# Small 3 Cyl Engines for Generator?



## rbgrn (Jul 24, 2007)

I'm beginning specing out my civic conversion and am trying to figure out if there is anyway I can work a 1.0L or so engine into the mix w/ a 5 gallon tank so that I can have a range-extended EV. 

What engines are available off the shelf?


----------



## todayican (Jul 31, 2008)

seems to me that 1 litre is awful big, were talking what, 60hp for a geo, 120 for a motorcycle.

There are smarter guys then me, but dont you want to be running a genset at close to its highest rpm or torque for peak efficiency?


----------



## rbgrn (Jul 24, 2007)

well I guess the smaller I can get away with, the better. I just need enough power to keep a 3200lb car cruising at 75mph and hopefully have a little left over to recharge the pack while doing it.


----------



## rbgrn (Jul 24, 2007)

What about these:

*Model*
*HP*
*Torgue*
*Bore*
*Stroke *
*Disp*
*Length*
*Width *
*Height*
*Weight*
*Warranty*
*EBAY Buy it now Price*
*Generac GTH990*
*40hp*
*64lbft*
*3.54"*
*3.1"*
*999cc*
*14.5"*
*17.2"*
*19.149 w/std a/c*
*119lb with muffler*
*2 years commercial*
*$1699.00 w/o muffler*
*Kohler CH1000*
*40hp*
*61.5lbft*
*3.5"*
*3.1"*
*999cc*
*15.3"*
*19"*
*27.5" with HD AC*
*132lb w/o muffler*
*2 years commercial*
*$2500.00 no muffler*
*Briggs 61 series*
*35hp*
*53.5lbft*
*3.4"*
*3.4"*
*993cc*
*15.1"*
*19.5"*
*28.5" With HD AC*
*125lb w/o Muffler*
*2 years commercial*
*$1950.00 no muffler*

They are light, compact and produce 35-40hp. That generac seems like a good deal.

▶ Task requirements:
Write the next part of the forum thread about small engines for a range-extended EV, picking up after its final post.

▶ Data block:
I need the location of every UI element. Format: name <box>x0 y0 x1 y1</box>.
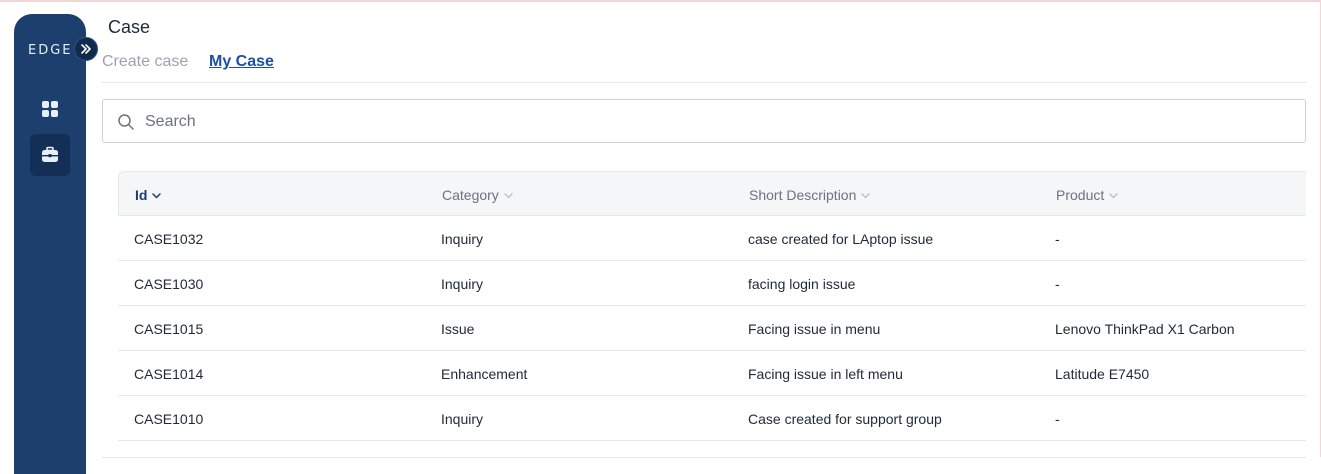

▶ Reply:
----------



## tj4fa (May 25, 2008)

I've been toying with the idea about a small 50-100cc air-cooled engine (sorta like a moped engine) spinning a standard 5KW generator.

Maybe pullying it up to spin 2-3X faster (get more Voltage/Amps?) while the gas engine is at a normal RPM operating range.

It would be nice to crank out enough power at 144V or so to run my Advanced DC FB-4001A motor directly. 

Probably a pipe dream though...


----------



## madderscience (Jun 28, 2008)

If you need/want enough power from the genset to directly and indefinitely power the car, why not just install an intact gas drivetrain (like a 1.0L drivetrain from a geo, that is a 3Cyl engine, and it even has emissions controls and a muffler and is designed for an MTBF much greater than your average generator engine I suspect.

You could build a car with an EV drivetrain at one end, the geo drivetrain at the other end (find an AWD subaru chassis or something similar) and add a 3 to 5KW belt-driven AC generator onto the engine side for recharging the EV end as you drive.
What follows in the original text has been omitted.